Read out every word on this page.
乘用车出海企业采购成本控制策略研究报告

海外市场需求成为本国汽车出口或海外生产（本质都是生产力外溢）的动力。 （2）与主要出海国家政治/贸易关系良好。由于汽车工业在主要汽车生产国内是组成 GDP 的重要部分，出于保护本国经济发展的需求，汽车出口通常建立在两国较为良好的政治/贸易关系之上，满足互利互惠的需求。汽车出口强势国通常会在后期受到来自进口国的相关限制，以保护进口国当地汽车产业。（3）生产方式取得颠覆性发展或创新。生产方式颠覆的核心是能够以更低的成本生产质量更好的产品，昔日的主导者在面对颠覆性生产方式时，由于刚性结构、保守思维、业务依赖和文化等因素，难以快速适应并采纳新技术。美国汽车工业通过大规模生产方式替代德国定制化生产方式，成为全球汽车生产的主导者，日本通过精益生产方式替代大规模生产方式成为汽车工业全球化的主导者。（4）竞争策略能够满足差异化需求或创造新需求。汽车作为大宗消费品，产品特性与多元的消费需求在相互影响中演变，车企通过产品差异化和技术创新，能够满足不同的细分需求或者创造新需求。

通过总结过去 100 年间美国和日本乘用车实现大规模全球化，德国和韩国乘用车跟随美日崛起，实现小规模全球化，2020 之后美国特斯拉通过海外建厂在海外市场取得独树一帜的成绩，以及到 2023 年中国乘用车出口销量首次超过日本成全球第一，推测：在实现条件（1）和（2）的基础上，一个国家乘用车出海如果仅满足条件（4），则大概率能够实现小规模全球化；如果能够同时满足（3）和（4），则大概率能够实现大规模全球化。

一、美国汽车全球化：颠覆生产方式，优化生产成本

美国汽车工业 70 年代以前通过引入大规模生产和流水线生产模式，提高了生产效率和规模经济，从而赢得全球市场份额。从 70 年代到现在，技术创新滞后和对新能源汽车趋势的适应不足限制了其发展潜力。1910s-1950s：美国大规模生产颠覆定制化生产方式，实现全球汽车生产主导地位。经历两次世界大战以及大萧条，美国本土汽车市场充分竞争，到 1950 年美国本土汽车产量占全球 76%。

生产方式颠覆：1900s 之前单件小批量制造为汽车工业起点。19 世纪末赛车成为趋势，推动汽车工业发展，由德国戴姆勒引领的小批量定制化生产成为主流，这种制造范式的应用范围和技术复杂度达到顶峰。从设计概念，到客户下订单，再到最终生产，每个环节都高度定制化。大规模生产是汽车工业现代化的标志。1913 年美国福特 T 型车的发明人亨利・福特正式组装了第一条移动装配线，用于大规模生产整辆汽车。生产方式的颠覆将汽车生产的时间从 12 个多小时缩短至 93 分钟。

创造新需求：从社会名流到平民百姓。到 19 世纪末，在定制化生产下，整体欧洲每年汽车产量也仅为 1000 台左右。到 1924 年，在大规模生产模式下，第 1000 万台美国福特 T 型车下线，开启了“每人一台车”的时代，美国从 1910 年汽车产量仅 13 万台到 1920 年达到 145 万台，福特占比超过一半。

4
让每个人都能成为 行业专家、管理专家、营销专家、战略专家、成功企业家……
* * * * *
## [Brief]
Reproduce all data above, unchanged.

## [Finished exercise]
Read out every word on this page.
乘用车出海企业采购成本控制策略研究报告

海外市场需求成为本国汽车出口或海外生产（本质都是生产力外溢）的动力。 （2）与主要出海国家政治/贸易关系良好。由于汽车工业在主要汽车生产国内是组成 GDP 的重要部分，出于保护本国经济发展的需求，汽车出口通常建立在两国较为良好的政治/贸易关系之上，满足互利互惠的需求。汽车出口强势国通常会在后期受到来自进口国的相关限制，以保护进口国当地汽车产业。（3）生产方式取得颠覆性发展或创新。生产方式颠覆的核心是能够以更低的成本生产质量更好的产品，昔日的主导者在面对颠覆性生产方式时，由于刚性结构、保守思维、业务依赖和文化等因素，难以快速适应并采纳新技术。美国汽车工业通过大规模生产方式替代德国定制化生产方式，成为全球汽车生产的主导者，日本通过精益生产方式替代大规模生产方式成为汽车工业全球化的主导者。（4）竞争策略能够满足差异化需求或创造新需求。汽车作为大宗消费品，产品特性与多元的消费需求在相互影响中演变，车企通过产品差异化和技术创新，能够满足不同的细分需求或者创造新需求。

通过总结过去 100 年间美国和日本乘用车实现大规模全球化，德国和韩国乘用车跟随美日崛起，实现小规模全球化，2020 之后美国特斯拉通过海外建厂在海外市场取得独树一帜的成绩，以及到 2023 年中国乘用车出口销量首次超过日本成全球第一，推测：在实现条件（1）和（2）的基础上，一个国家乘用车出海如果仅满足条件（4），则大概率能够实现小规模全球化；如果能够同时满足（3）和（4），则大概率能够实现大规模全球化。

一、美国汽车全球化：颠覆生产方式，优化生产成本

美国汽车工业 70 年代以前通过引入大规模生产和流水线生产模式，提高了生产效率和规模经济，从而赢得全球市场份额。从 70 年代到现在，技术创新滞后和对新能源汽车趋势的适应不足限制了其发展潜力。1910s-1950s：美国大规模生产颠覆定制化生产方式，实现全球汽车生产主导地位。经历两次世界大战以及大萧条，美国本土汽车市场充分竞争，到 1950 年美国本土汽车产量占全球 76%。

生产方式颠覆：1900s 之前单件小批量制造为汽车工业起点。19 世纪末赛车成为趋势，推动汽车工业发展，由德国戴姆勒引领的小批量定制化生产成为主流，这种制造范式的应用范围和技术复杂度达到顶峰。从设计概念，到客户下订单，再到最终生产，每个环节都高度定制化。大规模生产是汽车工业现代化的标志。1913 年美国福特 T 型车的发明人亨利・福特正式组装了第一条移动装配线，用于大规模生产整辆汽车。生产方式的颠覆将汽车生产的时间从 12 个多小时缩短至 93 分钟。

创造新需求：从社会名流到平民百姓。到 19 世纪末，在定制化生产下，整体欧洲每年汽车产量也仅为 1000 台左右。到 1924 年，在大规模生产模式下，第 1000 万台美国福特 T 型车下线，开启了“每人一台车”的时代，美国从 1910 年汽车产量仅 13 万台到 1920 年达到 145 万台，福特占比超过一半。

4
让每个人都能成为 行业专家、管理专家、营销专家、战略专家、成功企业家……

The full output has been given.